*Aim of the task:* Restate the full set of records exactly, word for word.

*Materials provided:*
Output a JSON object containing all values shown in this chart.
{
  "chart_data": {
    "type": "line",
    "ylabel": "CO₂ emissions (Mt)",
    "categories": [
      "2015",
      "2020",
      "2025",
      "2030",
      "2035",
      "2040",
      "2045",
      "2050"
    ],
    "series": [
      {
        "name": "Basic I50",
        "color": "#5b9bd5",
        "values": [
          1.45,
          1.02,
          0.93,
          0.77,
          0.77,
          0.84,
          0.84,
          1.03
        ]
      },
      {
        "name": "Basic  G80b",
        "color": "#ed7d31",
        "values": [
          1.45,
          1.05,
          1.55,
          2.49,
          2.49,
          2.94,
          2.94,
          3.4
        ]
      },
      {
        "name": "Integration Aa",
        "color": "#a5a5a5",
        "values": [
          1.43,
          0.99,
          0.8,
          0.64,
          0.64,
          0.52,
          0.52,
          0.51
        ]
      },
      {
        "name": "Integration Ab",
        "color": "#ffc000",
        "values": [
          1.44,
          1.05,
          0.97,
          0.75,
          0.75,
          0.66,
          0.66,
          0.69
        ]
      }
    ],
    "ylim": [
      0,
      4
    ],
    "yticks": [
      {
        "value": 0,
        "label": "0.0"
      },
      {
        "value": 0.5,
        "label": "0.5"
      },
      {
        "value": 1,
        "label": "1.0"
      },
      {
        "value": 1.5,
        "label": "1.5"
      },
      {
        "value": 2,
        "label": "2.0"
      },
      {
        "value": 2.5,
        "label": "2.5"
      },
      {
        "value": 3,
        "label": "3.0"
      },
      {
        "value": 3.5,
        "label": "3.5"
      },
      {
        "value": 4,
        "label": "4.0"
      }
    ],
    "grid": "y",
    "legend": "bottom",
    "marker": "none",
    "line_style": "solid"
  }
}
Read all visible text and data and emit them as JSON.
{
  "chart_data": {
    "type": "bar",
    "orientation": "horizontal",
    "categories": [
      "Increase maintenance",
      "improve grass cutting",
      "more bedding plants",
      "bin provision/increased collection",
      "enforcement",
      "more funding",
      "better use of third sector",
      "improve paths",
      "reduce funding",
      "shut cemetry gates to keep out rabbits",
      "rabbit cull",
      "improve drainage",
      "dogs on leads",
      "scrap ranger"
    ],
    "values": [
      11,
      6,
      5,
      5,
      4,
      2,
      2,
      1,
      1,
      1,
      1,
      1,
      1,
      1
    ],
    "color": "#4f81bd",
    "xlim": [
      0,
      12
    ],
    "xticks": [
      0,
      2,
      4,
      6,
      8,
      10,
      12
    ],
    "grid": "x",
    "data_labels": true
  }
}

*Expected answer:*
Output a JSON object containing all values shown in this chart.
{
  "chart_data": {
    "type": "line",
    "ylabel": "CO₂ emissions (Mt)",
    "categories": [
      "2015",
      "2020",
      "2025",
      "2030",
      "2035",
      "2040",
      "2045",
      "2050"
    ],
    "series": [
      {
        "name": "Basic I50",
        "color": "#5b9bd5",
        "values": [
          1.45,
          1.02,
          0.93,
          0.77,
          0.77,
          0.84,
          0.84,
          1.03
        ]
      },
      {
        "name": "Basic  G80b",
        "color": "#ed7d31",
        "values": [
          1.45,
          1.05,
          1.55,
          2.49,
          2.49,
          2.94,
          2.94,
          3.4
        ]
      },
      {
        "name": "Integration Aa",
        "color": "#a5a5a5",
        "values": [
          1.43,
          0.99,
          0.8,
          0.64,
          0.64,
          0.52,
          0.52,
          0.51
        ]
      },
      {
        "name": "Integration Ab",
        "color": "#ffc000",
        "values": [
          1.44,
          1.05,
          0.97,
          0.75,
          0.75,
          0.66,
          0.66,
          0.69
        ]
      }
    ],
    "ylim": [
      0,
      4
    ],
    "yticks": [
      {
        "value": 0,
        "label": "0.0"
      },
      {
        "value": 0.5,
        "label": "0.5"
      },
      {
        "value": 1,
        "label": "1.0"
      },
      {
        "value": 1.5,
        "label": "1.5"
      },
      {
        "value": 2,
        "label": "2.0"
      },
      {
        "value": 2.5,
        "label": "2.5"
      },
      {
        "value": 3,
        "label": "3.0"
      },
      {
        "value": 3.5,
        "label": "3.5"
      },
      {
        "value": 4,
        "label": "4.0"
      }
    ],
    "grid": "y",
    "legend": "bottom",
    "marker": "none",
    "line_style": "solid"
  }
}
Read all visible text and data and emit them as JSON.
{
  "chart_data": {
    "type": "bar",
    "orientation": "horizontal",
    "categories": [
      "Increase maintenance",
      "improve grass cutting",
      "more bedding plants",
      "bin provision/increased collection",
      "enforcement",
      "more funding",
      "better use of third sector",
      "improve paths",
      "reduce funding",
      "shut cemetry gates to keep out rabbits",
      "rabbit cull",
      "improve drainage",
      "dogs on leads",
      "scrap ranger"
    ],
    "values": [
      11,
      6,
      5,
      5,
      4,
      2,
      2,
      1,
      1,
      1,
      1,
      1,
      1,
      1
    ],
    "color": "#4f81bd",
    "xlim": [
      0,
      12
    ],
    "xticks": [
      0,
      2,
      4,
      6,
      8,
      10,
      12
    ],
    "grid": "x",
    "data_labels": true
  }
}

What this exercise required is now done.